→ Working data:
▬▬▬▬▬▬▬▬▬▬

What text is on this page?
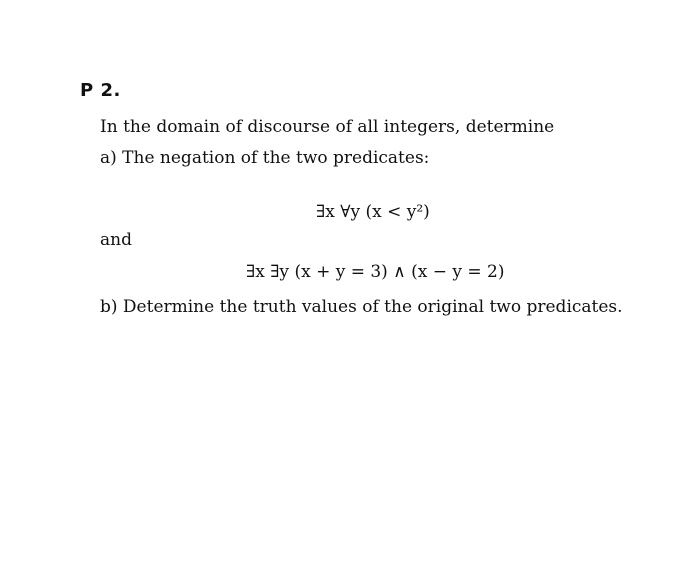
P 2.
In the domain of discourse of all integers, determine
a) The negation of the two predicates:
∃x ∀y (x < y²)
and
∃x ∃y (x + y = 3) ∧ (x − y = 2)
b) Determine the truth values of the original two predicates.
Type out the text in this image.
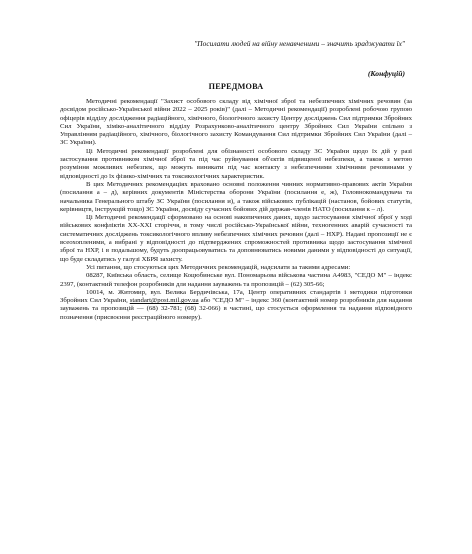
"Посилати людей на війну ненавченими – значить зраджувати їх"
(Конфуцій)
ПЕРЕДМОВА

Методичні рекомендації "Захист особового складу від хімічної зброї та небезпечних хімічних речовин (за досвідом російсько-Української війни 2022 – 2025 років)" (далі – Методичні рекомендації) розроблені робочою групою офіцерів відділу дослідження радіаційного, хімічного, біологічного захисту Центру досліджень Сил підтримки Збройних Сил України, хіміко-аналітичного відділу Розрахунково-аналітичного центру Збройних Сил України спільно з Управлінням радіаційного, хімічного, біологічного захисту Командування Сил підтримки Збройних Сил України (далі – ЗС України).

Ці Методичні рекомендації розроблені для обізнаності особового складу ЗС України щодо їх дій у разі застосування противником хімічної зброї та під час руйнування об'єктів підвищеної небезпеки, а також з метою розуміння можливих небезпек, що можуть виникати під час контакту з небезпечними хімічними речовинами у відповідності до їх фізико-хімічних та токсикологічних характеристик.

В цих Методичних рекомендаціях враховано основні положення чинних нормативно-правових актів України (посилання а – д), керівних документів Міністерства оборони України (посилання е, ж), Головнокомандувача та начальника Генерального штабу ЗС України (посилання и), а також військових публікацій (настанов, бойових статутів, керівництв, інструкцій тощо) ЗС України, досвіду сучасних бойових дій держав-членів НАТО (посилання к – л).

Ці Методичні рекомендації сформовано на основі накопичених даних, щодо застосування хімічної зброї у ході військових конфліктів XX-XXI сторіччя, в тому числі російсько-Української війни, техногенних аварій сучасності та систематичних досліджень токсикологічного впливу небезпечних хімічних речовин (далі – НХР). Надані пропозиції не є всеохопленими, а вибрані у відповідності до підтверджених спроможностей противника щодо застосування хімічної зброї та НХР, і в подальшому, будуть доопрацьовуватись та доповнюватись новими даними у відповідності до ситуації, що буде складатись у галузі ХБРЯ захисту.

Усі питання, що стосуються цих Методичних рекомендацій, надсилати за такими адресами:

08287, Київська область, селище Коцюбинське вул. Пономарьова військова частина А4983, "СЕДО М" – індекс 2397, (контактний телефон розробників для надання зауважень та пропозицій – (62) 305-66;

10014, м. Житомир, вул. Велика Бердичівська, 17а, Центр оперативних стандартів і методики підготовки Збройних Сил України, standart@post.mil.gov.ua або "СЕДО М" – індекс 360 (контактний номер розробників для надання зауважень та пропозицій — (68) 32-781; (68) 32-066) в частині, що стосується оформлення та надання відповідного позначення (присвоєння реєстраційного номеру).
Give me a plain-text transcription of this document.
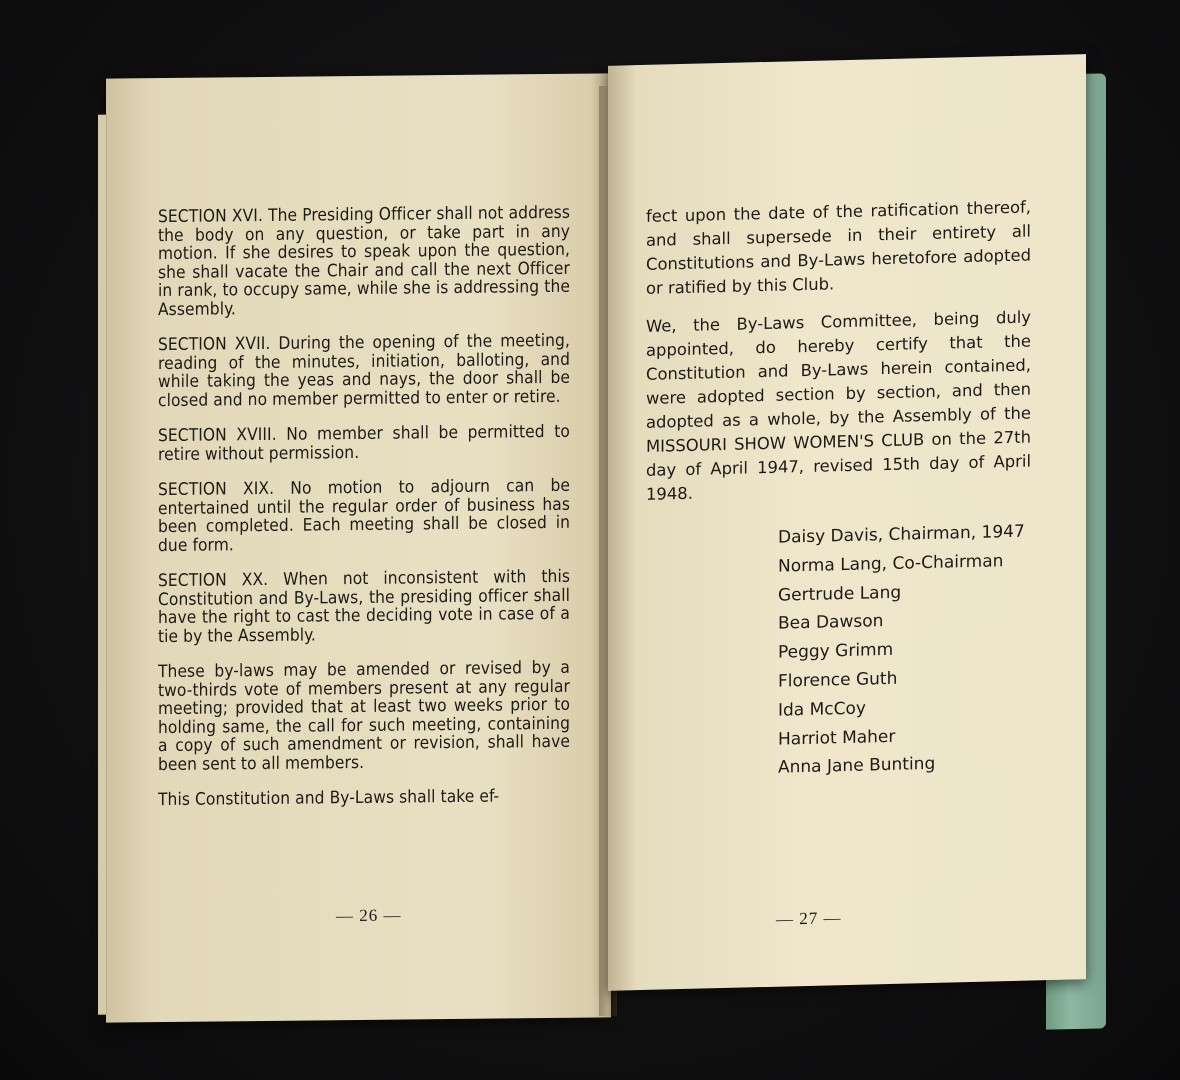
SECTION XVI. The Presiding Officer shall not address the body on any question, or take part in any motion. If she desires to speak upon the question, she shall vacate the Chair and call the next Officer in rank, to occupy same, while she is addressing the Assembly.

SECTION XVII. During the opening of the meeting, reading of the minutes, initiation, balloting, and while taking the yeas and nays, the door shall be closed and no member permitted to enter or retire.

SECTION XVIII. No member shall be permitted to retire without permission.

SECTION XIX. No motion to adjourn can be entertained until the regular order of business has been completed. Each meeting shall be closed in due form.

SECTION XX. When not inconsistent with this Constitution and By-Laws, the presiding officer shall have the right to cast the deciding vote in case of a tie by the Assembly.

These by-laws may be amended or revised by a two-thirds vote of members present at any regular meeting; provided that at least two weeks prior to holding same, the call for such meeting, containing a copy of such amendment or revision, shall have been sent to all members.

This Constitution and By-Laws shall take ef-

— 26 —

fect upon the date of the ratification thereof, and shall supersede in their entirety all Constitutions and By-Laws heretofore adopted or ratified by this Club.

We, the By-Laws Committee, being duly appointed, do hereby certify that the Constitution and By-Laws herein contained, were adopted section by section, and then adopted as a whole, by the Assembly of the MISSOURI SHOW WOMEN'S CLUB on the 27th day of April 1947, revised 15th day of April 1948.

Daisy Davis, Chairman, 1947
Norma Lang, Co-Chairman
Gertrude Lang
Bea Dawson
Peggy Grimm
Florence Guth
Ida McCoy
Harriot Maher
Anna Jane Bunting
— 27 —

▬▬▬▬▬▬▬▬▬▬

→ Brief: Looking at the entries above, state how many lines contain "розробників"; give the number alone.

→ Result of the task: 2